▶ WORK TO DO:
Of the lines in this listing, how many contain the word "feel"? Give the number and nothing else.

------ WORKING DATA

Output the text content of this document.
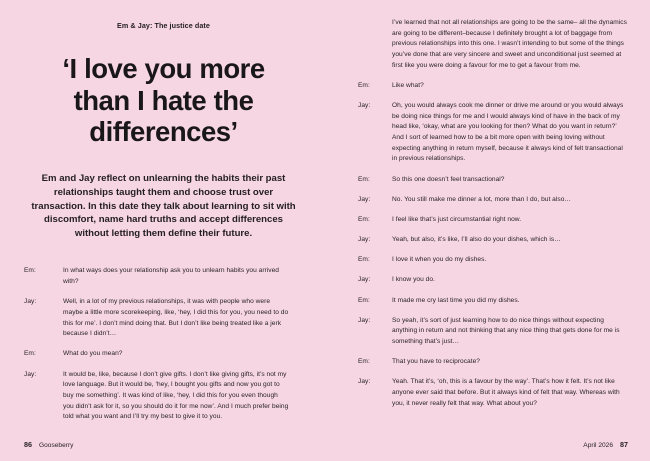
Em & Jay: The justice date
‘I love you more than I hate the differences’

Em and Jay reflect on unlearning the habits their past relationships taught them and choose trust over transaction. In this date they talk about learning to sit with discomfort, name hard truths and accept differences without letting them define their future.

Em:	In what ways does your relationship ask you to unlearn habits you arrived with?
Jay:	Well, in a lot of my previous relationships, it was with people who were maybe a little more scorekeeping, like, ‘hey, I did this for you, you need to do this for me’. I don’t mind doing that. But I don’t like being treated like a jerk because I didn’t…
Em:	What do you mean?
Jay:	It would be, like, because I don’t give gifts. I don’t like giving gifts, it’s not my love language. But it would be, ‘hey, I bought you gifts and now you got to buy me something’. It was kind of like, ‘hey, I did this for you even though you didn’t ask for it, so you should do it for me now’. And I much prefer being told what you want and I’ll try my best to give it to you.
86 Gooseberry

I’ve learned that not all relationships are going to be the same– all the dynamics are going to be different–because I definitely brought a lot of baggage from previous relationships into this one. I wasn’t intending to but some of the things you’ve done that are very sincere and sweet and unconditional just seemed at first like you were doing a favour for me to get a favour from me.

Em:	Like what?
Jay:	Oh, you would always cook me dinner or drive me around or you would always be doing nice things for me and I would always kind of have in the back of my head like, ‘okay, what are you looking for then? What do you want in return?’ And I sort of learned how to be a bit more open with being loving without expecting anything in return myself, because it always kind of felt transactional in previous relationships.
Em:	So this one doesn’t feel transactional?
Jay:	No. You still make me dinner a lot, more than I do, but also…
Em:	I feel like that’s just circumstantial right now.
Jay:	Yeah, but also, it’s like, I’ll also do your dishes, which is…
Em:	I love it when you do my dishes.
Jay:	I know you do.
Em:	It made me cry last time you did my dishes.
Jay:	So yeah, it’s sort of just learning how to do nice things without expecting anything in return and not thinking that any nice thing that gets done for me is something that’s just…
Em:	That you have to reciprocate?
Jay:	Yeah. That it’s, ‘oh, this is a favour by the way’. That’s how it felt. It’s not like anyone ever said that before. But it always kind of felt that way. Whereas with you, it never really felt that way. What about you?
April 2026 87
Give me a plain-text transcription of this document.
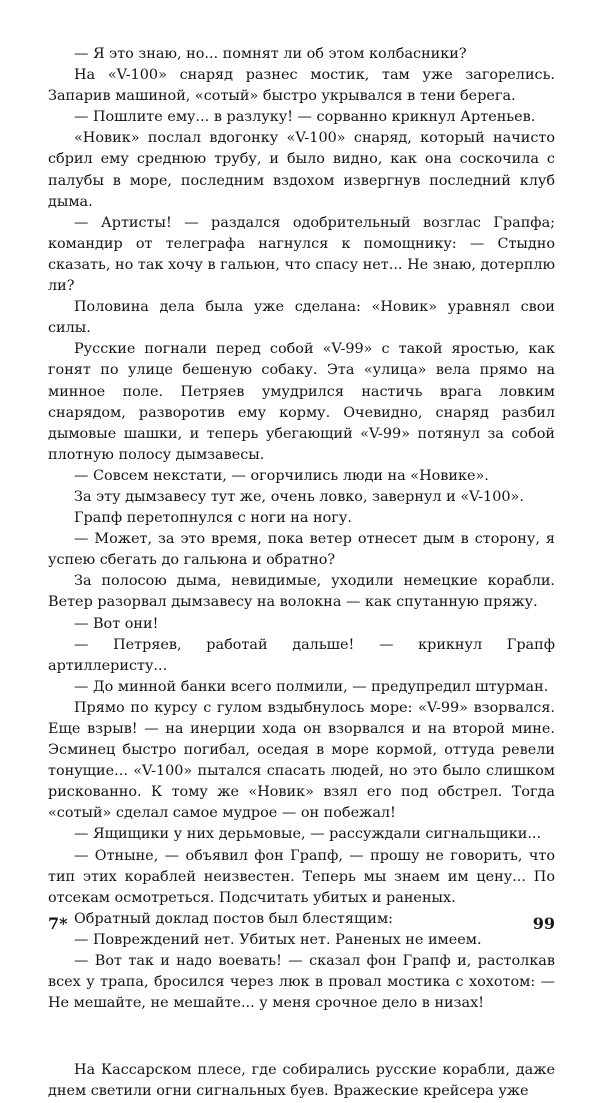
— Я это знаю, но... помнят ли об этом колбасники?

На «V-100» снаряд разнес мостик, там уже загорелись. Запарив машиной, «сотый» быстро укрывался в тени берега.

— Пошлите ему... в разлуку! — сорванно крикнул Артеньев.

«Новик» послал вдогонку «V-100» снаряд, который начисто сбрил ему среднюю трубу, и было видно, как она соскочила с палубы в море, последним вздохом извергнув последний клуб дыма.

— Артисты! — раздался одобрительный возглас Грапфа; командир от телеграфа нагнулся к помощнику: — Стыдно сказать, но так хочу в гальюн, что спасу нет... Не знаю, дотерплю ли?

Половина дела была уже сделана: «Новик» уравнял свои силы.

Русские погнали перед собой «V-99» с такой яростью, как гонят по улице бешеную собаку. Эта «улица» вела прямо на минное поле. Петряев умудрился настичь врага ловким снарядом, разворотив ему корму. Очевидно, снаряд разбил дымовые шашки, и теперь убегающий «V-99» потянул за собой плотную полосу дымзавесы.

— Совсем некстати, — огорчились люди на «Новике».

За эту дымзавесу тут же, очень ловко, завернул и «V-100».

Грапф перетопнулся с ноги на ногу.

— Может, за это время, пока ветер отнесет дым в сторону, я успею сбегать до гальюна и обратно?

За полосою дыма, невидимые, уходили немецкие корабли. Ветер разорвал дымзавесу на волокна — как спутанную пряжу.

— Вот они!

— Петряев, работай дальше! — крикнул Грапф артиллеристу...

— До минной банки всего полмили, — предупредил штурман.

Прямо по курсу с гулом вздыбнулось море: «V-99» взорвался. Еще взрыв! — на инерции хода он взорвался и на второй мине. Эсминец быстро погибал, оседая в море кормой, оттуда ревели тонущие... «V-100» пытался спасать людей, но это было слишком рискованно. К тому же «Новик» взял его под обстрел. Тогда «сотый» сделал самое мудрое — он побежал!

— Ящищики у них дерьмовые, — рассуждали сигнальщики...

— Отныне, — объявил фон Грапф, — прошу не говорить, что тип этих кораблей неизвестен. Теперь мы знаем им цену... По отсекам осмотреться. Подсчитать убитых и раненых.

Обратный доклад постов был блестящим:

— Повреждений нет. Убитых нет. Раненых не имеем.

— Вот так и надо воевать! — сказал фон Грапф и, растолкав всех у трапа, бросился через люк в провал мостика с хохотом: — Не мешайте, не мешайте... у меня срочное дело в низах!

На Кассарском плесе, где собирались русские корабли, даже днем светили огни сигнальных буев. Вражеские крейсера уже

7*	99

------------

▶ RESULT OF THIS EXERCISE:
2